#### Data listing:
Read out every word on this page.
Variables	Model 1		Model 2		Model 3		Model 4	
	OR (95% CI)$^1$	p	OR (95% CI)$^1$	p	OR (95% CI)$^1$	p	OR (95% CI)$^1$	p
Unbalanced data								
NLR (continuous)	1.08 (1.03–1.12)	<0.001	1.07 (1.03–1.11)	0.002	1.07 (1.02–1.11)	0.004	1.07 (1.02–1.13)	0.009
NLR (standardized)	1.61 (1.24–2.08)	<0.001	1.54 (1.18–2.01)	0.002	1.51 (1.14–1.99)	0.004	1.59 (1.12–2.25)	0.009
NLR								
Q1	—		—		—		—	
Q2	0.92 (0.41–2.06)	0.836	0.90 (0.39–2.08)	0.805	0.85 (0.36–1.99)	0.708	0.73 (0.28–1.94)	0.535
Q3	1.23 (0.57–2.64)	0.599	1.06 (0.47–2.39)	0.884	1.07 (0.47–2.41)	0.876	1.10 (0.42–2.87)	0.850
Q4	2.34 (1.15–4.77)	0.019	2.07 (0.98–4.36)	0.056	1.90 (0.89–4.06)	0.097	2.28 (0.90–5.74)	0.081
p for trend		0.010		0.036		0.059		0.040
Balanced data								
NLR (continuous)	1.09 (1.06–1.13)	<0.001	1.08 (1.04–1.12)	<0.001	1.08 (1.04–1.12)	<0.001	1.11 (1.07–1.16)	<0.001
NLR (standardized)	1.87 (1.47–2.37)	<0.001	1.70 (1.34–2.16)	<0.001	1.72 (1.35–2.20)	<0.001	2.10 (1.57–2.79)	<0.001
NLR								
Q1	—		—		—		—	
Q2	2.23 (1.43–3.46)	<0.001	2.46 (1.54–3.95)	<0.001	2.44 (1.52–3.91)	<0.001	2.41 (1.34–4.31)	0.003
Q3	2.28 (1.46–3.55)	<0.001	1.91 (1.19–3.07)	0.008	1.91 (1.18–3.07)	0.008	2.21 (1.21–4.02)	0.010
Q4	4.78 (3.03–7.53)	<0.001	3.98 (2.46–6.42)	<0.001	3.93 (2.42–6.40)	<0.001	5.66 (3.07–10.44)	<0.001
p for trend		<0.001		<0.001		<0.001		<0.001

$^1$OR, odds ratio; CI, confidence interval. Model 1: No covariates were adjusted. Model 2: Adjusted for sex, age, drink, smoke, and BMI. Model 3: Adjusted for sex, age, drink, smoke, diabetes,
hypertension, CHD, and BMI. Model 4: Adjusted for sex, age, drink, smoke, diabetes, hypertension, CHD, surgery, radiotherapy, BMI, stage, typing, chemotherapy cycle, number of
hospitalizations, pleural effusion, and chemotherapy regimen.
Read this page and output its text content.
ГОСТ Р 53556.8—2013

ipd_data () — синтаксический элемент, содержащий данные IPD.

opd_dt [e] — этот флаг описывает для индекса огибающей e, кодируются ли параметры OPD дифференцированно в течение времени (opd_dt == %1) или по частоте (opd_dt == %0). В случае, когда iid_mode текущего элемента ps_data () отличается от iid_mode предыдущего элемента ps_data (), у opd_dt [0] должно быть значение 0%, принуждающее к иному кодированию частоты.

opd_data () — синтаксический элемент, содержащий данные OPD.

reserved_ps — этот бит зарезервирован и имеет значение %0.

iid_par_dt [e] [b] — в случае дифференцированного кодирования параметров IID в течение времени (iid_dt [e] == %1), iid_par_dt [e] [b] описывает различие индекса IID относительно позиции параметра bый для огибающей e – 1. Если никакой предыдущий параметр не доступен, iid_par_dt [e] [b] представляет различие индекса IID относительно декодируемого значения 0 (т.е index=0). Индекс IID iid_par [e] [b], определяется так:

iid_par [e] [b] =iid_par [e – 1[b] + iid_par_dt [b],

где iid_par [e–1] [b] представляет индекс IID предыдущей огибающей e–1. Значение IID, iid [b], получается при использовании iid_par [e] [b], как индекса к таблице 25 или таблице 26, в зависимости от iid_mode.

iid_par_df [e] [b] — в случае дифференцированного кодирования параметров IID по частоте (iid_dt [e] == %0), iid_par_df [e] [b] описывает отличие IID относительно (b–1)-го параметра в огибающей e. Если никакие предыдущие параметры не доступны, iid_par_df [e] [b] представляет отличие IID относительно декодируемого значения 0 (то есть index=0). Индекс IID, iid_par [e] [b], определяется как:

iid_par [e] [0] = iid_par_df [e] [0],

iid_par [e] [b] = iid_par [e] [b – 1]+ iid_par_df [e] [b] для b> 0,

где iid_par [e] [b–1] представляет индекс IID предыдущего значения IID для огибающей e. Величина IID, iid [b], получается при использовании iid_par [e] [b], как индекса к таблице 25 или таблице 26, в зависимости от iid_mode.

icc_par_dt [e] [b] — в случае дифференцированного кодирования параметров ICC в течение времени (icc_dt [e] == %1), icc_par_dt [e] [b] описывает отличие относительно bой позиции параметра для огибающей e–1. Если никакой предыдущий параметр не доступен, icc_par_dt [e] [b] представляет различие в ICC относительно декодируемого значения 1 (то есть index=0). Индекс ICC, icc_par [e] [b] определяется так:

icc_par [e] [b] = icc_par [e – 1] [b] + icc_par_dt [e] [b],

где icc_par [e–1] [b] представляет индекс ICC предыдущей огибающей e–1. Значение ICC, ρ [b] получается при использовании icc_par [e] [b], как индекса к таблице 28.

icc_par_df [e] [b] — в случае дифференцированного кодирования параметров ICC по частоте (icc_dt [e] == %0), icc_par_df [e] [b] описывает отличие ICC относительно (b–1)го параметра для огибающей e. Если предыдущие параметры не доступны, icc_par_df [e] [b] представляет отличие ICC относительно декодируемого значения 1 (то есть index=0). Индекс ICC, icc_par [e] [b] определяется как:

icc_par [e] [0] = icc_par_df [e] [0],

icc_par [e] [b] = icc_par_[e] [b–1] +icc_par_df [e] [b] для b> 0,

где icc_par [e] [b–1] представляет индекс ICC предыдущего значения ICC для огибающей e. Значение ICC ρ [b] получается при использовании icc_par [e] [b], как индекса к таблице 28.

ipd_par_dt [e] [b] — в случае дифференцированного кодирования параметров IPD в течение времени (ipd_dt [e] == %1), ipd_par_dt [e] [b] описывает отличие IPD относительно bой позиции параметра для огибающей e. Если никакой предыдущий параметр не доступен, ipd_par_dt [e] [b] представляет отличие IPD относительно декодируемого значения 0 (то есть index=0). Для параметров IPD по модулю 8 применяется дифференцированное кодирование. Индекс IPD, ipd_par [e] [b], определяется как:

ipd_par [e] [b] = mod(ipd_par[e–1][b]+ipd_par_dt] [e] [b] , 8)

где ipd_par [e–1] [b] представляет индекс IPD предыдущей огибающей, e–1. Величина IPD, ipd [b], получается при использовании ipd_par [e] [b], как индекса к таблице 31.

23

#### Exercise brief:
Return every entry exactly as given.

#### Exercise solution:
Read out every word on this page.
Variables	Model 1		Model 2		Model 3		Model 4	
	OR (95% CI)$^1$	p	OR (95% CI)$^1$	p	OR (95% CI)$^1$	p	OR (95% CI)$^1$	p
Unbalanced data								
NLR (continuous)	1.08 (1.03–1.12)	<0.001	1.07 (1.03–1.11)	0.002	1.07 (1.02–1.11)	0.004	1.07 (1.02–1.13)	0.009
NLR (standardized)	1.61 (1.24–2.08)	<0.001	1.54 (1.18–2.01)	0.002	1.51 (1.14–1.99)	0.004	1.59 (1.12–2.25)	0.009
NLR								
Q1	—		—		—		—	
Q2	0.92 (0.41–2.06)	0.836	0.90 (0.39–2.08)	0.805	0.85 (0.36–1.99)	0.708	0.73 (0.28–1.94)	0.535
Q3	1.23 (0.57–2.64)	0.599	1.06 (0.47–2.39)	0.884	1.07 (0.47–2.41)	0.876	1.10 (0.42–2.87)	0.850
Q4	2.34 (1.15–4.77)	0.019	2.07 (0.98–4.36)	0.056	1.90 (0.89–4.06)	0.097	2.28 (0.90–5.74)	0.081
p for trend		0.010		0.036		0.059		0.040
Balanced data								
NLR (continuous)	1.09 (1.06–1.13)	<0.001	1.08 (1.04–1.12)	<0.001	1.08 (1.04–1.12)	<0.001	1.11 (1.07–1.16)	<0.001
NLR (standardized)	1.87 (1.47–2.37)	<0.001	1.70 (1.34–2.16)	<0.001	1.72 (1.35–2.20)	<0.001	2.10 (1.57–2.79)	<0.001
NLR								
Q1	—		—		—		—	
Q2	2.23 (1.43–3.46)	<0.001	2.46 (1.54–3.95)	<0.001	2.44 (1.52–3.91)	<0.001	2.41 (1.34–4.31)	0.003
Q3	2.28 (1.46–3.55)	<0.001	1.91 (1.19–3.07)	0.008	1.91 (1.18–3.07)	0.008	2.21 (1.21–4.02)	0.010
Q4	4.78 (3.03–7.53)	<0.001	3.98 (2.46–6.42)	<0.001	3.93 (2.42–6.40)	<0.001	5.66 (3.07–10.44)	<0.001
p for trend		<0.001		<0.001		<0.001		<0.001

$^1$OR, odds ratio; CI, confidence interval. Model 1: No covariates were adjusted. Model 2: Adjusted for sex, age, drink, smoke, and BMI. Model 3: Adjusted for sex, age, drink, smoke, diabetes,
hypertension, CHD, and BMI. Model 4: Adjusted for sex, age, drink, smoke, diabetes, hypertension, CHD, surgery, radiotherapy, BMI, stage, typing, chemotherapy cycle, number of
hospitalizations, pleural effusion, and chemotherapy regimen.
Read this page and output its text content.
ГОСТ Р 53556.8—2013

ipd_data () — синтаксический элемент, содержащий данные IPD.

opd_dt [e] — этот флаг описывает для индекса огибающей e, кодируются ли параметры OPD дифференцированно в течение времени (opd_dt == %1) или по частоте (opd_dt == %0). В случае, когда iid_mode текущего элемента ps_data () отличается от iid_mode предыдущего элемента ps_data (), у opd_dt [0] должно быть значение 0%, принуждающее к иному кодированию частоты.

opd_data () — синтаксический элемент, содержащий данные OPD.

reserved_ps — этот бит зарезервирован и имеет значение %0.

iid_par_dt [e] [b] — в случае дифференцированного кодирования параметров IID в течение времени (iid_dt [e] == %1), iid_par_dt [e] [b] описывает различие индекса IID относительно позиции параметра bый для огибающей e – 1. Если никакой предыдущий параметр не доступен, iid_par_dt [e] [b] представляет различие индекса IID относительно декодируемого значения 0 (т.е index=0). Индекс IID iid_par [e] [b], определяется так:

iid_par [e] [b] =iid_par [e – 1[b] + iid_par_dt [b],

где iid_par [e–1] [b] представляет индекс IID предыдущей огибающей e–1. Значение IID, iid [b], получается при использовании iid_par [e] [b], как индекса к таблице 25 или таблице 26, в зависимости от iid_mode.

iid_par_df [e] [b] — в случае дифференцированного кодирования параметров IID по частоте (iid_dt [e] == %0), iid_par_df [e] [b] описывает отличие IID относительно (b–1)-го параметра в огибающей e. Если никакие предыдущие параметры не доступны, iid_par_df [e] [b] представляет отличие IID относительно декодируемого значения 0 (то есть index=0). Индекс IID, iid_par [e] [b], определяется как:

iid_par [e] [0] = iid_par_df [e] [0],

iid_par [e] [b] = iid_par [e] [b – 1]+ iid_par_df [e] [b] для b> 0,

где iid_par [e] [b–1] представляет индекс IID предыдущего значения IID для огибающей e. Величина IID, iid [b], получается при использовании iid_par [e] [b], как индекса к таблице 25 или таблице 26, в зависимости от iid_mode.

icc_par_dt [e] [b] — в случае дифференцированного кодирования параметров ICC в течение времени (icc_dt [e] == %1), icc_par_dt [e] [b] описывает отличие относительно bой позиции параметра для огибающей e–1. Если никакой предыдущий параметр не доступен, icc_par_dt [e] [b] представляет различие в ICC относительно декодируемого значения 1 (то есть index=0). Индекс ICC, icc_par [e] [b] определяется так:

icc_par [e] [b] = icc_par [e – 1] [b] + icc_par_dt [e] [b],

где icc_par [e–1] [b] представляет индекс ICC предыдущей огибающей e–1. Значение ICC, ρ [b] получается при использовании icc_par [e] [b], как индекса к таблице 28.

icc_par_df [e] [b] — в случае дифференцированного кодирования параметров ICC по частоте (icc_dt [e] == %0), icc_par_df [e] [b] описывает отличие ICC относительно (b–1)го параметра для огибающей e. Если предыдущие параметры не доступны, icc_par_df [e] [b] представляет отличие ICC относительно декодируемого значения 1 (то есть index=0). Индекс ICC, icc_par [e] [b] определяется как:

icc_par [e] [0] = icc_par_df [e] [0],

icc_par [e] [b] = icc_par_[e] [b–1] +icc_par_df [e] [b] для b> 0,

где icc_par [e] [b–1] представляет индекс ICC предыдущего значения ICC для огибающей e. Значение ICC ρ [b] получается при использовании icc_par [e] [b], как индекса к таблице 28.

ipd_par_dt [e] [b] — в случае дифференцированного кодирования параметров IPD в течение времени (ipd_dt [e] == %1), ipd_par_dt [e] [b] описывает отличие IPD относительно bой позиции параметра для огибающей e. Если никакой предыдущий параметр не доступен, ipd_par_dt [e] [b] представляет отличие IPD относительно декодируемого значения 0 (то есть index=0). Для параметров IPD по модулю 8 применяется дифференцированное кодирование. Индекс IPD, ipd_par [e] [b], определяется как:

ipd_par [e] [b] = mod(ipd_par[e–1][b]+ipd_par_dt] [e] [b] , 8)

где ipd_par [e–1] [b] представляет индекс IPD предыдущей огибающей, e–1. Величина IPD, ipd [b], получается при использовании ipd_par [e] [b], как индекса к таблице 31.

23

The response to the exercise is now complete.